Data items:
↓↓↓

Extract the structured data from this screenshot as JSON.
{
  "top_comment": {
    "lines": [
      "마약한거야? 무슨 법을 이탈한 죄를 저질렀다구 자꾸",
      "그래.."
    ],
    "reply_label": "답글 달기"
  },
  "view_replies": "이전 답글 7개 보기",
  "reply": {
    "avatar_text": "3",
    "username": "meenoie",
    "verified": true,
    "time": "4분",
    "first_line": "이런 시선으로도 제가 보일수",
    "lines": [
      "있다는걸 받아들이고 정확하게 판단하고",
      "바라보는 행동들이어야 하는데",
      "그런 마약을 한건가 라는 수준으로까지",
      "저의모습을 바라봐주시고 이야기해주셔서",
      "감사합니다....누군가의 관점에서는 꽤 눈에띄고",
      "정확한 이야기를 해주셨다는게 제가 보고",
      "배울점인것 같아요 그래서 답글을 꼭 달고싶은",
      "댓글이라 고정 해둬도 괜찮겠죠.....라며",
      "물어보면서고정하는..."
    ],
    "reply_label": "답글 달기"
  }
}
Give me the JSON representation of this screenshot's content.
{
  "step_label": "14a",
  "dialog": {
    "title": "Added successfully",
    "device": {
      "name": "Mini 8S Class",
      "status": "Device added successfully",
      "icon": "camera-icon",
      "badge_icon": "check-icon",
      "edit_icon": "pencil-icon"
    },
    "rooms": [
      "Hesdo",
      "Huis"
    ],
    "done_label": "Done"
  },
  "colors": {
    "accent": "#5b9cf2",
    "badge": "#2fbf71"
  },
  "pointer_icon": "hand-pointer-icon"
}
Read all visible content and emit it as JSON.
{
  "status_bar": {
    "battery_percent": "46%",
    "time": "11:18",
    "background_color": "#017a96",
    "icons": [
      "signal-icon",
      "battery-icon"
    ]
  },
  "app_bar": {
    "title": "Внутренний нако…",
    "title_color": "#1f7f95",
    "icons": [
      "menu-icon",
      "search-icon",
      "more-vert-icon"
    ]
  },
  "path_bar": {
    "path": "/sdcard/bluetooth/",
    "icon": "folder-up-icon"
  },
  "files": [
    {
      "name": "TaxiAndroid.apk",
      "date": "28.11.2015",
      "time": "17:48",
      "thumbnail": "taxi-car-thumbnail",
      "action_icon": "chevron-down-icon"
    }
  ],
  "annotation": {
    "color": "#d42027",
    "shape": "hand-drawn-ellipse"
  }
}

↑↑↑

Task requirements:
Would you reproduce the material above in full, exactly as given?

Final answer:
Extract the structured data from this screenshot as JSON.
{
  "top_comment": {
    "lines": [
      "마약한거야? 무슨 법을 이탈한 죄를 저질렀다구 자꾸",
      "그래.."
    ],
    "reply_label": "답글 달기"
  },
  "view_replies": "이전 답글 7개 보기",
  "reply": {
    "avatar_text": "3",
    "username": "meenoie",
    "verified": true,
    "time": "4분",
    "first_line": "이런 시선으로도 제가 보일수",
    "lines": [
      "있다는걸 받아들이고 정확하게 판단하고",
      "바라보는 행동들이어야 하는데",
      "그런 마약을 한건가 라는 수준으로까지",
      "저의모습을 바라봐주시고 이야기해주셔서",
      "감사합니다....누군가의 관점에서는 꽤 눈에띄고",
      "정확한 이야기를 해주셨다는게 제가 보고",
      "배울점인것 같아요 그래서 답글을 꼭 달고싶은",
      "댓글이라 고정 해둬도 괜찮겠죠.....라며",
      "물어보면서고정하는..."
    ],
    "reply_label": "답글 달기"
  }
}
Give me the JSON representation of this screenshot's content.
{
  "step_label": "14a",
  "dialog": {
    "title": "Added successfully",
    "device": {
      "name": "Mini 8S Class",
      "status": "Device added successfully",
      "icon": "camera-icon",
      "badge_icon": "check-icon",
      "edit_icon": "pencil-icon"
    },
    "rooms": [
      "Hesdo",
      "Huis"
    ],
    "done_label": "Done"
  },
  "colors": {
    "accent": "#5b9cf2",
    "badge": "#2fbf71"
  },
  "pointer_icon": "hand-pointer-icon"
}
Read all visible content and emit it as JSON.
{
  "status_bar": {
    "battery_percent": "46%",
    "time": "11:18",
    "background_color": "#017a96",
    "icons": [
      "signal-icon",
      "battery-icon"
    ]
  },
  "app_bar": {
    "title": "Внутренний нако…",
    "title_color": "#1f7f95",
    "icons": [
      "menu-icon",
      "search-icon",
      "more-vert-icon"
    ]
  },
  "path_bar": {
    "path": "/sdcard/bluetooth/",
    "icon": "folder-up-icon"
  },
  "files": [
    {
      "name": "TaxiAndroid.apk",
      "date": "28.11.2015",
      "time": "17:48",
      "thumbnail": "taxi-car-thumbnail",
      "action_icon": "chevron-down-icon"
    }
  ],
  "annotation": {
    "color": "#d42027",
    "shape": "hand-drawn-ellipse"
  }
}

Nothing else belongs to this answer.